*TEXT EXCERPT*.
---

The dedicated nature tourists who are interested in holidays, which revolve around, protected areas and endangered species. These are also most often the people who are more geared towards understanding the local environment and history.
- Mainstream nature tourists who tend to visit nature spots to enjoy a somewhat unusual tourism experience.
- And the casual nature tourists for whom nature tourism is just a part of the wider holiday experience.
- The other side of the spectrum involves:
- Hotel and resort owners who own beach properties.
- Local fishermen and community members.
- Members of local marine wildlife protection societies.
- And all the other people who are involved directly and indirectly with marine ecotourism.
 Responsible Marine ecotourism practices
The Idea of a responsible marine ecotourism holiday is that it should allow the visitors to enjoy the surroundings in a way that is minimally intrusive or destructive to the locations. It should also sustains and support the local cultures where one is. Thus it becomes a responsibility of everybody involved- from the tourist to the local service provider and the local population.
- Do not leave any non biodegradable litter of any kind on the beaches or in the water.
- Be respectful towards the local customs and beliefs
- Do not use lights and loud music around nesting areas of animals, especially on the beach or water.
- As a tourist, do not buy, pick up or encourage in any way, the buying and selling of corals and shells.

---

(Page segmentation data)
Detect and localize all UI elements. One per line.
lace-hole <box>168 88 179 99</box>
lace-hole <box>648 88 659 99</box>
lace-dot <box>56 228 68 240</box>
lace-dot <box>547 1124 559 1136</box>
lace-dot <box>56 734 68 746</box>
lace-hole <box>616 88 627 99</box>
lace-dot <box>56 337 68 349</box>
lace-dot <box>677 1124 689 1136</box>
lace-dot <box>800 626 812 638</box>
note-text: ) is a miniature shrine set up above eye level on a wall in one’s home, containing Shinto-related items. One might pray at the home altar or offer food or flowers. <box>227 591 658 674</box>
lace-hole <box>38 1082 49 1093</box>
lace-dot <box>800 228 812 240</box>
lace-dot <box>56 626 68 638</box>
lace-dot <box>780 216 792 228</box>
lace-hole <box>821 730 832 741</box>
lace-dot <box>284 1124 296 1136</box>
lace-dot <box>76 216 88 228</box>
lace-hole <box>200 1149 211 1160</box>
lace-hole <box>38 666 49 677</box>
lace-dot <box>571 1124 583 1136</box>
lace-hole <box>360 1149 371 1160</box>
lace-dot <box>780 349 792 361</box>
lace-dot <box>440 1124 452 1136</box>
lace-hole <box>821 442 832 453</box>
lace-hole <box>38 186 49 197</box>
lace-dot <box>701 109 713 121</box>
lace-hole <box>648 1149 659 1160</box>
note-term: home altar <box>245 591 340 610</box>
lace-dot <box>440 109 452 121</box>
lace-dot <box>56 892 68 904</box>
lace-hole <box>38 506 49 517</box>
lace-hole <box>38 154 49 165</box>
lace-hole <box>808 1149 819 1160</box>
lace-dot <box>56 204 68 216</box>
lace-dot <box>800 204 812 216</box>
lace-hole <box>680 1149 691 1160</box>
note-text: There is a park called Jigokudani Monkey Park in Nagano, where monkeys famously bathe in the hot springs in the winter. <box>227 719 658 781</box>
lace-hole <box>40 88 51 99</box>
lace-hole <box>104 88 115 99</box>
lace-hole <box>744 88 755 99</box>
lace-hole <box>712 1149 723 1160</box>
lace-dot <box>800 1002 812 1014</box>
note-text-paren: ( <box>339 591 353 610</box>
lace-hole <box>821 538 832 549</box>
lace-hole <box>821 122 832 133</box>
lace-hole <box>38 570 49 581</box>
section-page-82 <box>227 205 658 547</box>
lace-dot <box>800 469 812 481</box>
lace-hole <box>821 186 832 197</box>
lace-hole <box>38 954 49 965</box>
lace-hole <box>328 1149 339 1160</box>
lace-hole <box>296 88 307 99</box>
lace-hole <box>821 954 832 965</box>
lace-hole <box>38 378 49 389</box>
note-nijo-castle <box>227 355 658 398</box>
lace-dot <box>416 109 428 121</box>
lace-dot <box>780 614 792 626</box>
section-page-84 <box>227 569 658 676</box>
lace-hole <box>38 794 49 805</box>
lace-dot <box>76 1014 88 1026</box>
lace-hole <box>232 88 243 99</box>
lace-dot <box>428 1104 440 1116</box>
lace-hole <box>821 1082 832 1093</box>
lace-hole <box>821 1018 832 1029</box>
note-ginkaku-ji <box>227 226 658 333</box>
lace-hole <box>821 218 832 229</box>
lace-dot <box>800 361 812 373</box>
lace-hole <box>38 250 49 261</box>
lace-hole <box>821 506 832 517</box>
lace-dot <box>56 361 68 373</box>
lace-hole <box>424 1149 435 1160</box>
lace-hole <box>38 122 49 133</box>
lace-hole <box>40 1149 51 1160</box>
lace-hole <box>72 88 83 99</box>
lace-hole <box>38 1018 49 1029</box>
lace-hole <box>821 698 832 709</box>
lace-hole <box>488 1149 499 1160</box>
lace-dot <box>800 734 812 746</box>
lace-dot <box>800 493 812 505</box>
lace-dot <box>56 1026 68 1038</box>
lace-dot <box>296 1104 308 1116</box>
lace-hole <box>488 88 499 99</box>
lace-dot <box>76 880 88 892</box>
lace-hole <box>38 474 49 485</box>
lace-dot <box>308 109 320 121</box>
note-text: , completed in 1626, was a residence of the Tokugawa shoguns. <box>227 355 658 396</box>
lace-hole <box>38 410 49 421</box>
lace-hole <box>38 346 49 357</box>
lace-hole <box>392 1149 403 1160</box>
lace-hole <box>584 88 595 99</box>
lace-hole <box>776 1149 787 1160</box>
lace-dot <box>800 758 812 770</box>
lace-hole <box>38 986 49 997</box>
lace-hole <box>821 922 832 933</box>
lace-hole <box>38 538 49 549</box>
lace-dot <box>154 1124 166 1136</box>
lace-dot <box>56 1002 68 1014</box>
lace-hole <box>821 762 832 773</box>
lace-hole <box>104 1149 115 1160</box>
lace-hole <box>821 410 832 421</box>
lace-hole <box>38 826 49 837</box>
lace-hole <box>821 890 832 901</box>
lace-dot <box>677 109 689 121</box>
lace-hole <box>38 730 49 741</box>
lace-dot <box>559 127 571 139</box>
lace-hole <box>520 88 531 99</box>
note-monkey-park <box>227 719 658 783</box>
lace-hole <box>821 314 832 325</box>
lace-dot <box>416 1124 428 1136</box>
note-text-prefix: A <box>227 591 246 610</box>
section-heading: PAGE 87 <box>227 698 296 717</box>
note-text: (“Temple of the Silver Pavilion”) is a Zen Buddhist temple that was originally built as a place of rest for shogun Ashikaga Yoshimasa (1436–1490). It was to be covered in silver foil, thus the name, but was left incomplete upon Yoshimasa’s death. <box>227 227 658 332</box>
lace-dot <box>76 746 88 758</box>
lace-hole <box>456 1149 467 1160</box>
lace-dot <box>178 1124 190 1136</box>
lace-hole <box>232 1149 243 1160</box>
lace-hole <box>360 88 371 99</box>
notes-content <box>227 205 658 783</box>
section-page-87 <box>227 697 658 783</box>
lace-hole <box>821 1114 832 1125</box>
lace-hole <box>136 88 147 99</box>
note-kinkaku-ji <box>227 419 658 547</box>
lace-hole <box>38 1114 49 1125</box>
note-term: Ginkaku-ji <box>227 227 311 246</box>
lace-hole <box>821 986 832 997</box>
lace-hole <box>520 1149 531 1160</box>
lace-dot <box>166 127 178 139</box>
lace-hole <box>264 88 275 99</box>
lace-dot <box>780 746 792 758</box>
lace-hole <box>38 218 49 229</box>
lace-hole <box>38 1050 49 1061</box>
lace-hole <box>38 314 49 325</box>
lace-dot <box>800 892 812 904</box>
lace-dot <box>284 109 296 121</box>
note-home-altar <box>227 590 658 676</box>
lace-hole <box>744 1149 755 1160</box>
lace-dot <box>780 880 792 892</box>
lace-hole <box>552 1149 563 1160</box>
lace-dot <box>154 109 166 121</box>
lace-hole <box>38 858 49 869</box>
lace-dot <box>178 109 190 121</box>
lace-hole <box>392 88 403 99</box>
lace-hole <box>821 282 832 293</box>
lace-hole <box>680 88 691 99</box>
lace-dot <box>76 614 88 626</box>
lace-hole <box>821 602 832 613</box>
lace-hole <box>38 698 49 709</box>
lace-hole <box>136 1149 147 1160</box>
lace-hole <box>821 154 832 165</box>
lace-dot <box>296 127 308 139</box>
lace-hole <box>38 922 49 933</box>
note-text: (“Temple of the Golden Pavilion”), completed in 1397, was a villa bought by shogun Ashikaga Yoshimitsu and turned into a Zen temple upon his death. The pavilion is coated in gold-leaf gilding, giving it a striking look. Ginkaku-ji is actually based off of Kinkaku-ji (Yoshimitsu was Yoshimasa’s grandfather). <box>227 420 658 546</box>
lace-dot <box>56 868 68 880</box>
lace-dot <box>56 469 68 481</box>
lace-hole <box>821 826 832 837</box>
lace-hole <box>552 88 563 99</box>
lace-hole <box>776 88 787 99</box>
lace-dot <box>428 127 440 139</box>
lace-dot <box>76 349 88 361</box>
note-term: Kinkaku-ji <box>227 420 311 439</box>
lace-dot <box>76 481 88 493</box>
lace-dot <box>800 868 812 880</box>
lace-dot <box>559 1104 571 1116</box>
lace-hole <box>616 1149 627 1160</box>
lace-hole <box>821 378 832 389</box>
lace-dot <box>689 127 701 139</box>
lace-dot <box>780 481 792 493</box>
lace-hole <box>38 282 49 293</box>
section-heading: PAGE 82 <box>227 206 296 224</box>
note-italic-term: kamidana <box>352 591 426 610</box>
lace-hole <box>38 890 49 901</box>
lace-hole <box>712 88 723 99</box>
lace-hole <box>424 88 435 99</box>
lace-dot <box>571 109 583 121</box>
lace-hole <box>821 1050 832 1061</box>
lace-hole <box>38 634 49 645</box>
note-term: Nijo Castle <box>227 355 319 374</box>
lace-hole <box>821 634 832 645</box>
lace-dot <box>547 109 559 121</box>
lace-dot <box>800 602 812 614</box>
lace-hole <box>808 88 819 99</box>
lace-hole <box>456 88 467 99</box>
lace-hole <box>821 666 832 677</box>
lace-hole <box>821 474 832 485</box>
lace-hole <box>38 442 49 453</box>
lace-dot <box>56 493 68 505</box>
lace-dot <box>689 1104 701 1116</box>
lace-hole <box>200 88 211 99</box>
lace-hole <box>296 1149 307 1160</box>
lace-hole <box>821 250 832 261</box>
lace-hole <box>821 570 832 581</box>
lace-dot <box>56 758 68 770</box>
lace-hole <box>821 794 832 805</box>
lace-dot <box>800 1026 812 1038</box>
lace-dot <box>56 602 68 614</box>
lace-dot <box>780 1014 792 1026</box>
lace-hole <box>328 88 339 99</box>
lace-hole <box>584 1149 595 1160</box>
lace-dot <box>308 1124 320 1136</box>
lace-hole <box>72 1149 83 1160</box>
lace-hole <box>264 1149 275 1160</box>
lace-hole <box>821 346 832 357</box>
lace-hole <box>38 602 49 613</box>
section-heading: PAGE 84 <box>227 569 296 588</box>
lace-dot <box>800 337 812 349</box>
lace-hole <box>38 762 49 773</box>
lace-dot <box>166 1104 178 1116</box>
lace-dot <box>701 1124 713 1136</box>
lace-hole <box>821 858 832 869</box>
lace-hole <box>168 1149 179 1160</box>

---

*PROBLEM A*. In the marine ecotourism text, what should tourists avoid using around animals' nesting areas?
*PROBLEM B*. Continue the text on responsible marine ecotourism from the point where it stops.

*YOUR RESPONSE A*. Lights and loud music.

*YOUR RESPONSE B*.
- Always follow prescribed guidelines. Seek information from local eco-tour operator, guide and/or the local authorities on what one should be careful about in a new area.
- Make informed choices and whenever you can, support operators committed to environmentally responsible business practices.
 What we should remember
- Take more interest in knowing about the environment and the delicate balance that exists.
- Be aware of what the government and other organizations are doing in this field.
- Do not litter on beaches.
- Be sensitive to the local people and customs.
- When diving and snorkeling, never touch the reefs.
- Do not disturb the marine animals.
- In case of Whale and Dolphin watching trips, be careful about certain vessels that should not be used, such as personal notarized water crafts like jet ski's, para sails, hovercraft's etc.
- Always keep the vessels at a minimum distance of 300mt. from a whale and about 50mt. from a Dolphin.
- Never intercept the path of the animals or pursue them.
- While animal watching, avoid making sudden or loud noise so as not to startle them.
 Some questions to ponder over
- Is the potential damage and harm to the environment associated with marine ecotourism worth the educational and general amusement benefits for humans?
- What are some actions that you can take today to help encourage sustainable marine ecotourism?
- What actions have you previously taken in your life to discourage it?
- If today’s practices continue, will the same marine ecotourism experiences be available for your grandchildren to experience?
- The next time you go on vacation and participate in marine ecotourism activities (scuba diving, whale watching, or even a visit to an aquarium) how will you view your experience with regards to the environment and your interactions with it?
 Did you know
- One leatherback travelled 17 000 km in a year and there is a documented dive of 1 200 metres and the seven species of marine turtles alive today are all declining in numbers.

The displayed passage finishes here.